ENTRIES SUPPLIED:
________________________________________
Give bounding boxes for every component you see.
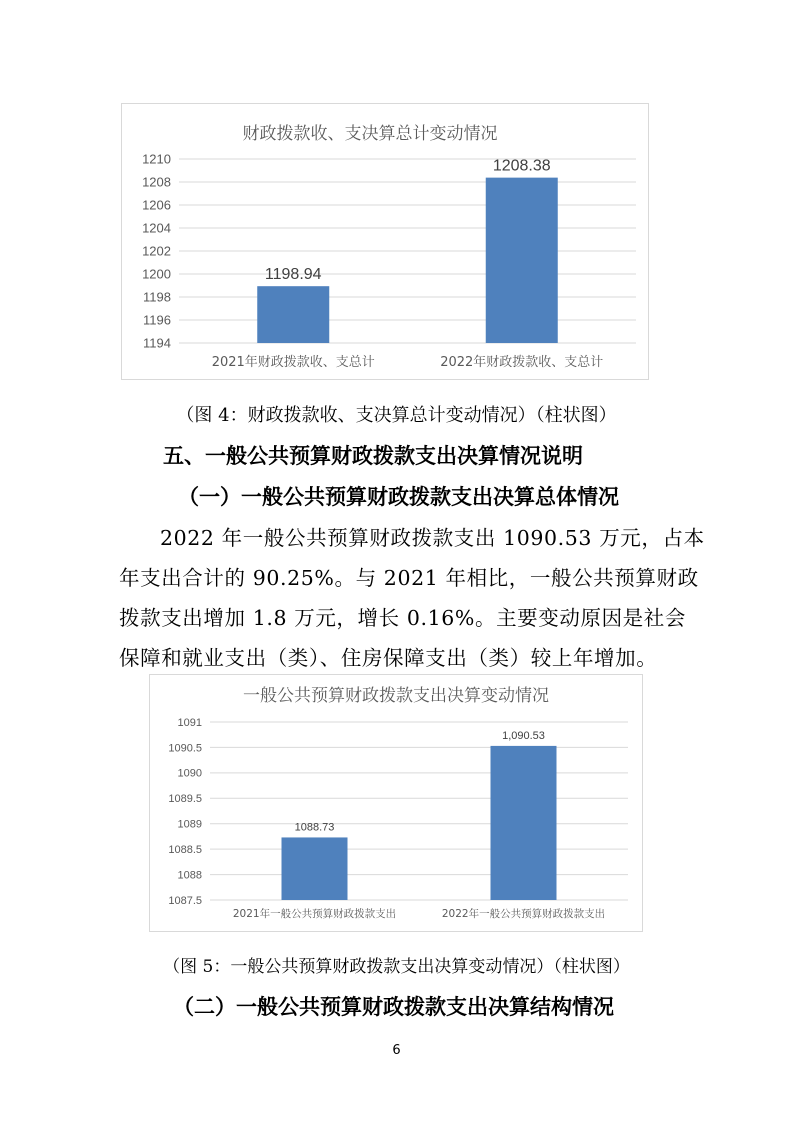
chart-title: 一般公共预算财政拨款支出决算变动情况 (243, 686, 549, 706)
data-label: 1088.73 (294, 821, 335, 834)
subsection-2-heading: （二）一般公共预算财政拨款支出决算结构情况 (173, 995, 614, 1019)
bar (282, 837, 348, 900)
paragraph-line: 年支出合计的 90.25%。与 2021 年相比，一般公共预算财政 (119, 566, 699, 590)
category-label: 2021年财政拨款收、支总计 (211, 355, 375, 370)
page-number: 6 (392, 1043, 401, 1058)
y-tick-label: 1200 (142, 266, 171, 282)
paragraph-line: 2022 年一般公共预算财政拨款支出 1090.53 万元，占本 (160, 526, 705, 550)
category-label: 2021年一般公共预算财政拨款支出 (232, 908, 397, 920)
chart-general-budget-change (149, 674, 643, 932)
y-tick-label: 1210 (142, 151, 171, 167)
data-label: 1,090.53 (502, 729, 545, 742)
bar (257, 286, 329, 343)
bar (491, 746, 557, 900)
paragraph-line: 保障和就业支出（类）、住房保障支出（类）较上年增加。 (119, 646, 658, 670)
y-tick-label: 1088.5 (168, 843, 202, 856)
chart-title: 财政拨款收、支决算总计变动情况 (242, 124, 498, 144)
y-tick-label: 1090.5 (168, 742, 202, 755)
y-tick-label: 1208 (142, 174, 171, 190)
y-tick-label: 1194 (143, 335, 171, 351)
y-tick-label: 1088 (177, 869, 202, 882)
chart1-svg (122, 104, 648, 379)
y-tick-label: 1196 (143, 312, 171, 328)
chart-fiscal-total-change (121, 103, 649, 380)
category-label: 2022年一般公共预算财政拨款支出 (441, 908, 606, 920)
paragraph-line: 拨款支出增加 1.8 万元，增长 0.16%。主要变动原因是社会 (119, 606, 686, 630)
bar (486, 178, 558, 343)
category-label: 2022年财政拨款收、支总计 (440, 355, 604, 370)
data-label: 1208.38 (492, 157, 551, 175)
y-tick-label: 1202 (142, 243, 171, 259)
y-tick-label: 1089 (177, 818, 202, 831)
y-tick-label: 1089.5 (168, 793, 202, 806)
chart2-svg (150, 675, 642, 931)
data-label: 1198.94 (264, 266, 322, 284)
subsection-1-heading: （一）一般公共预算财政拨款支出决算总体情况 (178, 485, 619, 509)
y-tick-label: 1204 (142, 220, 171, 236)
y-tick-label: 1090 (177, 767, 202, 780)
y-tick-label: 1091 (177, 716, 202, 729)
y-tick-label: 1198 (143, 289, 171, 305)
figure-4-caption: （图 4：财政拨款收、支决算总计变动情况）（柱状图） (176, 405, 617, 426)
y-tick-label: 1206 (142, 197, 171, 213)
figure-5-caption: （图 5：一般公共预算财政拨款支出决算变动情况）（柱状图） (163, 957, 630, 977)
section-5-heading: 五、一般公共预算财政拨款支出决算情况说明 (163, 444, 583, 468)
y-tick-label: 1087.5 (168, 894, 202, 907)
________________________________________
EXERCISE: Please quote the records from the line with "chart-title: 一般公共预算财政拨款支出决算变动情况 (243, 686, 549, 706)" to the line with "bar (486, 178, 558, 343)", both included, word for word.

FULL OUTPUT:
chart-title: 一般公共预算财政拨款支出决算变动情况 (243, 686, 549, 706)
data-label: 1088.73 (294, 821, 335, 834)
subsection-2-heading: （二）一般公共预算财政拨款支出决算结构情况 (173, 995, 614, 1019)
bar (282, 837, 348, 900)
paragraph-line: 年支出合计的 90.25%。与 2021 年相比，一般公共预算财政 (119, 566, 699, 590)
category-label: 2021年财政拨款收、支总计 (211, 355, 375, 370)
page-number: 6 (392, 1043, 401, 1058)
y-tick-label: 1200 (142, 266, 171, 282)
paragraph-line: 2022 年一般公共预算财政拨款支出 1090.53 万元，占本 (160, 526, 705, 550)
category-label: 2021年一般公共预算财政拨款支出 (232, 908, 397, 920)
chart-general-budget-change (149, 674, 643, 932)
y-tick-label: 1210 (142, 151, 171, 167)
data-label: 1,090.53 (502, 729, 545, 742)
bar (257, 286, 329, 343)
bar (491, 746, 557, 900)
paragraph-line: 保障和就业支出（类）、住房保障支出（类）较上年增加。 (119, 646, 658, 670)
y-tick-label: 1088.5 (168, 843, 202, 856)
chart-title: 财政拨款收、支决算总计变动情况 (242, 124, 498, 144)
y-tick-label: 1090.5 (168, 742, 202, 755)
y-tick-label: 1208 (142, 174, 171, 190)
y-tick-label: 1194 (143, 335, 171, 351)
y-tick-label: 1088 (177, 869, 202, 882)
chart1-svg (122, 104, 648, 379)
y-tick-label: 1196 (143, 312, 171, 328)
chart-fiscal-total-change (121, 103, 649, 380)
category-label: 2022年一般公共预算财政拨款支出 (441, 908, 606, 920)
paragraph-line: 拨款支出增加 1.8 万元，增长 0.16%。主要变动原因是社会 (119, 606, 686, 630)
bar (486, 178, 558, 343)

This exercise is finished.